To be done |
Copy each line below in which the string "źródło" occurs.

Stored items |
-.-.-

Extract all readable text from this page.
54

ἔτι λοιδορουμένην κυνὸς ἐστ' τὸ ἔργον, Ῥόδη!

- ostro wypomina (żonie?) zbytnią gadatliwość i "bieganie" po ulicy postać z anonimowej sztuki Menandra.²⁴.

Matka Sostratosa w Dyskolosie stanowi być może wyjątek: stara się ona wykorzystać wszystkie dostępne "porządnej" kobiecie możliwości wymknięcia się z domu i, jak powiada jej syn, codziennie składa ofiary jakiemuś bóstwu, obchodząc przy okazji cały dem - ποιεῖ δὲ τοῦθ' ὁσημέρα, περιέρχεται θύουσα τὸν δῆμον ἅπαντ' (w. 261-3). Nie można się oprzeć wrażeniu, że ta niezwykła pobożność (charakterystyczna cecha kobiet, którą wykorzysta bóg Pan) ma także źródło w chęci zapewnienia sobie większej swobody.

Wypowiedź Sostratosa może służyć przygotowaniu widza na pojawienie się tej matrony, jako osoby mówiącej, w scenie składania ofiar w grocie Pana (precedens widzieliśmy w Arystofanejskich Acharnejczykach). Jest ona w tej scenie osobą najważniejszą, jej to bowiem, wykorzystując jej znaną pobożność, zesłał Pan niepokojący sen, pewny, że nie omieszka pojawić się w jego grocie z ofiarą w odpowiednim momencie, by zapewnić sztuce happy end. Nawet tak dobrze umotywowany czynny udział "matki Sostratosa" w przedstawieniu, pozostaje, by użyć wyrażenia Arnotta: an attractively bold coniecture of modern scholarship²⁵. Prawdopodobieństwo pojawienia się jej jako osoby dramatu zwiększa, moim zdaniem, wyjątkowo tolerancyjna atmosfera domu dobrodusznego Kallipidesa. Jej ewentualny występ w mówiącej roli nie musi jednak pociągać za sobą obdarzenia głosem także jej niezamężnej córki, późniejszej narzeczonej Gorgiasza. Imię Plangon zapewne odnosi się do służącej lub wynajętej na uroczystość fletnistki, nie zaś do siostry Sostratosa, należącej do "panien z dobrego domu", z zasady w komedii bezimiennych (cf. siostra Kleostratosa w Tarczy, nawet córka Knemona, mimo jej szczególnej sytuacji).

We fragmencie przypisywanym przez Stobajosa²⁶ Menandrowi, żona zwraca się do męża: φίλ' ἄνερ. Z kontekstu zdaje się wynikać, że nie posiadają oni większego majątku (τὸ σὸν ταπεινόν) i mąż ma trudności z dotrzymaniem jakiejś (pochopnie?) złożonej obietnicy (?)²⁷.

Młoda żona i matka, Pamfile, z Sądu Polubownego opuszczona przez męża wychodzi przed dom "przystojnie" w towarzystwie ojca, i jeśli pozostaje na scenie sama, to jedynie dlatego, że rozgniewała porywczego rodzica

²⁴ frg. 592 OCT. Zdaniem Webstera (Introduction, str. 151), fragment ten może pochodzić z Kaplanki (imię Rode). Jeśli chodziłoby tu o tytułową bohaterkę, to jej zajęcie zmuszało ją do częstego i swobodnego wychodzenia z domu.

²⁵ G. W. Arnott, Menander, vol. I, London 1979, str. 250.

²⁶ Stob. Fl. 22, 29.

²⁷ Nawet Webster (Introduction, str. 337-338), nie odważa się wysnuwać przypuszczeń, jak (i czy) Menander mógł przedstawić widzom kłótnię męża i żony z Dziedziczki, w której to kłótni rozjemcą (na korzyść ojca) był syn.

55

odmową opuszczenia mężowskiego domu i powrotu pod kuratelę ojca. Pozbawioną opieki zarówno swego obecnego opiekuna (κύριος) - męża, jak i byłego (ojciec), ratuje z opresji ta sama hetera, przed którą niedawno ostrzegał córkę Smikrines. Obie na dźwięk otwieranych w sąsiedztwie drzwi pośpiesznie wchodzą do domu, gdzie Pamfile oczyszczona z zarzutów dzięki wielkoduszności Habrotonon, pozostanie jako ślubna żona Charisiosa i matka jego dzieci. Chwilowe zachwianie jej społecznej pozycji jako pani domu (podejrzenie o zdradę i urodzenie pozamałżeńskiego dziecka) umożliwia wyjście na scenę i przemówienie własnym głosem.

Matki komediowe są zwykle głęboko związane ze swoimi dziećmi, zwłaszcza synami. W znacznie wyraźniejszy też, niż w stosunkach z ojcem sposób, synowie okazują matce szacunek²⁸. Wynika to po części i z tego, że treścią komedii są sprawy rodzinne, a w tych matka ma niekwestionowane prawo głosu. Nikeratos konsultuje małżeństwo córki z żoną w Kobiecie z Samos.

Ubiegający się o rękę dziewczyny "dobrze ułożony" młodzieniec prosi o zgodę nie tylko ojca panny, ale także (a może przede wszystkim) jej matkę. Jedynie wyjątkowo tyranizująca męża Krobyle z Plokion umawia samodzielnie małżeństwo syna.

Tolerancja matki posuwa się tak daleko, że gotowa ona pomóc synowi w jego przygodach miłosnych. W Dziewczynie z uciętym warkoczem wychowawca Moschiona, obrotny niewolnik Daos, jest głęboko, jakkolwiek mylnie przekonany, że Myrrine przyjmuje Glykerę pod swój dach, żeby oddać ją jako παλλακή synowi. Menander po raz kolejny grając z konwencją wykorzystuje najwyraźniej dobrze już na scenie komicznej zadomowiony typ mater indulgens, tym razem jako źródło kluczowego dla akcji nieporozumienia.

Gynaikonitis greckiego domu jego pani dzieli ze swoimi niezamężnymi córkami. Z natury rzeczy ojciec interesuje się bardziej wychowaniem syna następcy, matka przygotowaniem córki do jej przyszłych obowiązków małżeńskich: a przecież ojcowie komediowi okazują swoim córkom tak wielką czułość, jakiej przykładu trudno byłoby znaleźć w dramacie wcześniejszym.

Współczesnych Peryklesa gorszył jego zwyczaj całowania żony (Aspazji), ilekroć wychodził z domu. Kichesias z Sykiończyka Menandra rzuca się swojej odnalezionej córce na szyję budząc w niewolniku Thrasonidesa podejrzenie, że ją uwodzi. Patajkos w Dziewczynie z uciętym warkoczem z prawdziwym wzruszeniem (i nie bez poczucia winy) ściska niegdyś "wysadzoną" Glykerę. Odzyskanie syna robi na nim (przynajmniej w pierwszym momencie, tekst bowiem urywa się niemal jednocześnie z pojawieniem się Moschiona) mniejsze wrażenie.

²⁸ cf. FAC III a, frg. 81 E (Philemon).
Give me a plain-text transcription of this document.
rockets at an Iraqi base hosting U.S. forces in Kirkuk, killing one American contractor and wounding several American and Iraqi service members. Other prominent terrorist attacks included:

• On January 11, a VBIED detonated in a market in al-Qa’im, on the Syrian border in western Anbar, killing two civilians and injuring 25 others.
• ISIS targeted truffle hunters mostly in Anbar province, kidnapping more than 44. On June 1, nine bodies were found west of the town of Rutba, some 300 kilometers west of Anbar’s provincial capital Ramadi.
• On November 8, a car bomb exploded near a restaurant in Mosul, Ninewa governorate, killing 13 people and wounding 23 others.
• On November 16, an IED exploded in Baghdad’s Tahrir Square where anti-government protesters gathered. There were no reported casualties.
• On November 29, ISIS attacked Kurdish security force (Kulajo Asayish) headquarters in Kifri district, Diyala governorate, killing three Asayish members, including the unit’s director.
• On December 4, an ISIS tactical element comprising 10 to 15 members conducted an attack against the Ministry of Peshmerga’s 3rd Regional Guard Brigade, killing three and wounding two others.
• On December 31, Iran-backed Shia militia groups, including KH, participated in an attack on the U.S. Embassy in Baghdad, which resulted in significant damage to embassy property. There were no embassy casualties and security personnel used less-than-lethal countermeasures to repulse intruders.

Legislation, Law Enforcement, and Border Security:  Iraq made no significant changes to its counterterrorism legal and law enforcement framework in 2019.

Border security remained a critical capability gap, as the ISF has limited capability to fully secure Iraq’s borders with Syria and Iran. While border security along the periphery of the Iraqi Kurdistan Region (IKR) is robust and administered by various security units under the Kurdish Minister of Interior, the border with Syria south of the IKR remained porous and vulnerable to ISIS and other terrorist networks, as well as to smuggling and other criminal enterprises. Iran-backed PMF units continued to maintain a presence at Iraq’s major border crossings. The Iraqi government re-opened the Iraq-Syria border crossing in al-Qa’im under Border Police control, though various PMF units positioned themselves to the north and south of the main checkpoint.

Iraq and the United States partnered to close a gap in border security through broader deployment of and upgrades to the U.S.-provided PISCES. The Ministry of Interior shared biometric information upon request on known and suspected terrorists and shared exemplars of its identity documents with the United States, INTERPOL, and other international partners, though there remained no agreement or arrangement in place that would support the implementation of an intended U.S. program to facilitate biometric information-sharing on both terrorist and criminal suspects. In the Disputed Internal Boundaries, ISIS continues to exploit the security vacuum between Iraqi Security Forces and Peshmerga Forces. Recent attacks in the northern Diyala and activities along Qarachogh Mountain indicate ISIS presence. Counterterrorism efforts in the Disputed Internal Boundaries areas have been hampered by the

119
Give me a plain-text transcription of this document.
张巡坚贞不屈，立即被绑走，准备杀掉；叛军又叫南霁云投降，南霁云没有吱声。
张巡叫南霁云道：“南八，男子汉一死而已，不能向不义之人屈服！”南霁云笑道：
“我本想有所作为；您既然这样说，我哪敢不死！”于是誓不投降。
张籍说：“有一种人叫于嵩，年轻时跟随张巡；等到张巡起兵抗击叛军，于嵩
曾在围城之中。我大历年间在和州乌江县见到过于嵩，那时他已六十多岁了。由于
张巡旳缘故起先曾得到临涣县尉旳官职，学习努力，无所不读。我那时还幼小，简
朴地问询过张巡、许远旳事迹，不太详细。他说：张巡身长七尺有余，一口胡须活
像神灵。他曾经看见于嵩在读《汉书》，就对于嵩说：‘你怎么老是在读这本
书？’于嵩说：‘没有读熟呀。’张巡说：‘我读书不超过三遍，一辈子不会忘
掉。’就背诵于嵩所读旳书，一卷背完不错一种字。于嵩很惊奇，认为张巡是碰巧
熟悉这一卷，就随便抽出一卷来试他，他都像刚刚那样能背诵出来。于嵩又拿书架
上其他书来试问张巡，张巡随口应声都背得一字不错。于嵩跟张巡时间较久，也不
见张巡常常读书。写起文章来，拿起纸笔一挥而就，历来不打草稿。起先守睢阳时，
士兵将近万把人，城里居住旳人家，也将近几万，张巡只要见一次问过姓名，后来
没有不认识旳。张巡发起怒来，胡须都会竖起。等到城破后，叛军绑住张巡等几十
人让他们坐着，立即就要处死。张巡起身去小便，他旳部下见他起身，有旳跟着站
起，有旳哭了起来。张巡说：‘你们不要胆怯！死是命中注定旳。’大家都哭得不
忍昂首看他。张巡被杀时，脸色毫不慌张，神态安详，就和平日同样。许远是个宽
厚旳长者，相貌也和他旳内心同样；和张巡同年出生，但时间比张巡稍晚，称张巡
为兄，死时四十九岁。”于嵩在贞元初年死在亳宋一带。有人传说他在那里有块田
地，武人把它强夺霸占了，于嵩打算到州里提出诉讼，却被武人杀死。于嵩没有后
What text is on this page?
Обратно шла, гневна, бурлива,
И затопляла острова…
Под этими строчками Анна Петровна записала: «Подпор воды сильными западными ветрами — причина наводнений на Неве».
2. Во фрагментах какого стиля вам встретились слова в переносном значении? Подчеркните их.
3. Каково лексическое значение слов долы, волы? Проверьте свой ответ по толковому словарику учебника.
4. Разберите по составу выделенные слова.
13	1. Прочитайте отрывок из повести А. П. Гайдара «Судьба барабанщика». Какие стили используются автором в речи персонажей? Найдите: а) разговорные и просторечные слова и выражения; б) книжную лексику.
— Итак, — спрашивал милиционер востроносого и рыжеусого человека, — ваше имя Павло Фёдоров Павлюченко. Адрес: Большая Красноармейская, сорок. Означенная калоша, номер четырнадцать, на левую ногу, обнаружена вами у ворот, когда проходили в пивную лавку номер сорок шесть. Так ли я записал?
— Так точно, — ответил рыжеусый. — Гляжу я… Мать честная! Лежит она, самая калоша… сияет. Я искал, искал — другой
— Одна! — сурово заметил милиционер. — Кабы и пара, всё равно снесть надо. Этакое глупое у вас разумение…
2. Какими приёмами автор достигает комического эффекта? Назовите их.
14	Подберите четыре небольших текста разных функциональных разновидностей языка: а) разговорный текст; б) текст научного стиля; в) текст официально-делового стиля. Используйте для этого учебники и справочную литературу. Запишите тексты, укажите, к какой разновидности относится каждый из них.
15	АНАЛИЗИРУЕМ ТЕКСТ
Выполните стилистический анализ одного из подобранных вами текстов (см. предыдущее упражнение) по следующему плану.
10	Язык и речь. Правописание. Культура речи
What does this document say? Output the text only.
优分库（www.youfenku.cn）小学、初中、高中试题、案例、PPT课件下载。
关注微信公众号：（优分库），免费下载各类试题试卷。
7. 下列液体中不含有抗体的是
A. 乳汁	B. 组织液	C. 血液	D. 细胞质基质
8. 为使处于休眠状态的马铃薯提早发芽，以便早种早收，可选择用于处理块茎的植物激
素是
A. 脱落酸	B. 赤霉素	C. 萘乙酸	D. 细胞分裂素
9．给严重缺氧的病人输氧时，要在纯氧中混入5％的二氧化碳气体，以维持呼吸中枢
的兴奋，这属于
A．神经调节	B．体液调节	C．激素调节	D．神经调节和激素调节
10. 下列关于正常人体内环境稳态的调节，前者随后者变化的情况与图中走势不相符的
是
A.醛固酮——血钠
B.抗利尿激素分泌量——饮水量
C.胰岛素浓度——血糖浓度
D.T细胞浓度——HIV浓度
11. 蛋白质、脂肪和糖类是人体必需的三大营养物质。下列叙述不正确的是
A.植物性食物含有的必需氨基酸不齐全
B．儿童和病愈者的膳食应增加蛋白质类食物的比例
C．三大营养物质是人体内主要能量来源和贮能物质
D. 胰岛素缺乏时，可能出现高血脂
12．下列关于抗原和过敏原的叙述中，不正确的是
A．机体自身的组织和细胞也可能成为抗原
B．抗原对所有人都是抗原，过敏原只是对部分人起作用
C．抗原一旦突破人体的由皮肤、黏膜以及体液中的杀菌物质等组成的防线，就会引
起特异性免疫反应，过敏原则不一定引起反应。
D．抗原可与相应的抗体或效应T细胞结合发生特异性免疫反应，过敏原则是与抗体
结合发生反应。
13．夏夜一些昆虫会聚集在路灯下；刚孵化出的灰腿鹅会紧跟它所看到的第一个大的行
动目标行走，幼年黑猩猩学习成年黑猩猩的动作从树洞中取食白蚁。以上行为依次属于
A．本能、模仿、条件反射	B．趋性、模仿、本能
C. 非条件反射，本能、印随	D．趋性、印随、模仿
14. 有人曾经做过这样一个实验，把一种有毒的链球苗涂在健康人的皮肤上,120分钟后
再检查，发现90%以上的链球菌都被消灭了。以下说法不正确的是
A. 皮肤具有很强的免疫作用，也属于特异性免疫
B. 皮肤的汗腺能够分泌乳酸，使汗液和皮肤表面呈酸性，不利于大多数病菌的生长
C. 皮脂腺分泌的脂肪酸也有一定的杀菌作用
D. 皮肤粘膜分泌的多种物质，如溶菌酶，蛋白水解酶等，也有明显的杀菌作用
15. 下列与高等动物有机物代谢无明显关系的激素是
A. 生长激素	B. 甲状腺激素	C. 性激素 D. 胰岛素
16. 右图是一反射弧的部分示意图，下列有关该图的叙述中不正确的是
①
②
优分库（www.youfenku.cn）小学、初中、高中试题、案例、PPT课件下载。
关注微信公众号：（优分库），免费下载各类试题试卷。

-.-.-

Answer in full |
Matka Sostratosa w Dyskolosie stanowi być może wyjątek: stara się ona wykorzystać wszystkie dostępne "porządnej" kobiecie możliwości wymknięcia się z domu i, jak powiada jej syn, codziennie składa ofiary jakiemuś bóstwu, obchodząc przy okazji cały dem - ποιεῖ δὲ τοῦθ' ὁσημέρα, περιέρχεται θύουσα τὸν δῆμον ἅπαντ' (w. 261-3). Nie można się oprzeć wrażeniu, że ta niezwykła pobożność (charakterystyczna cecha kobiet, którą wykorzysta bóg Pan) ma także źródło w chęci zapewnienia sobie większej swobody.
Tolerancja matki posuwa się tak daleko, że gotowa ona pomóc synowi w jego przygodach miłosnych. W Dziewczynie z uciętym warkoczem wychowawca Moschiona, obrotny niewolnik Daos, jest głęboko, jakkolwiek mylnie przekonany, że Myrrine przyjmuje Glykerę pod swój dach, żeby oddać ją jako παλλακή synowi. Menander po raz kolejny grając z konwencją wykorzystuje najwyraźniej dobrze już na scenie komicznej zadomowiony typ mater indulgens, tym razem jako źródło kluczowego dla akcji nieporozumienia.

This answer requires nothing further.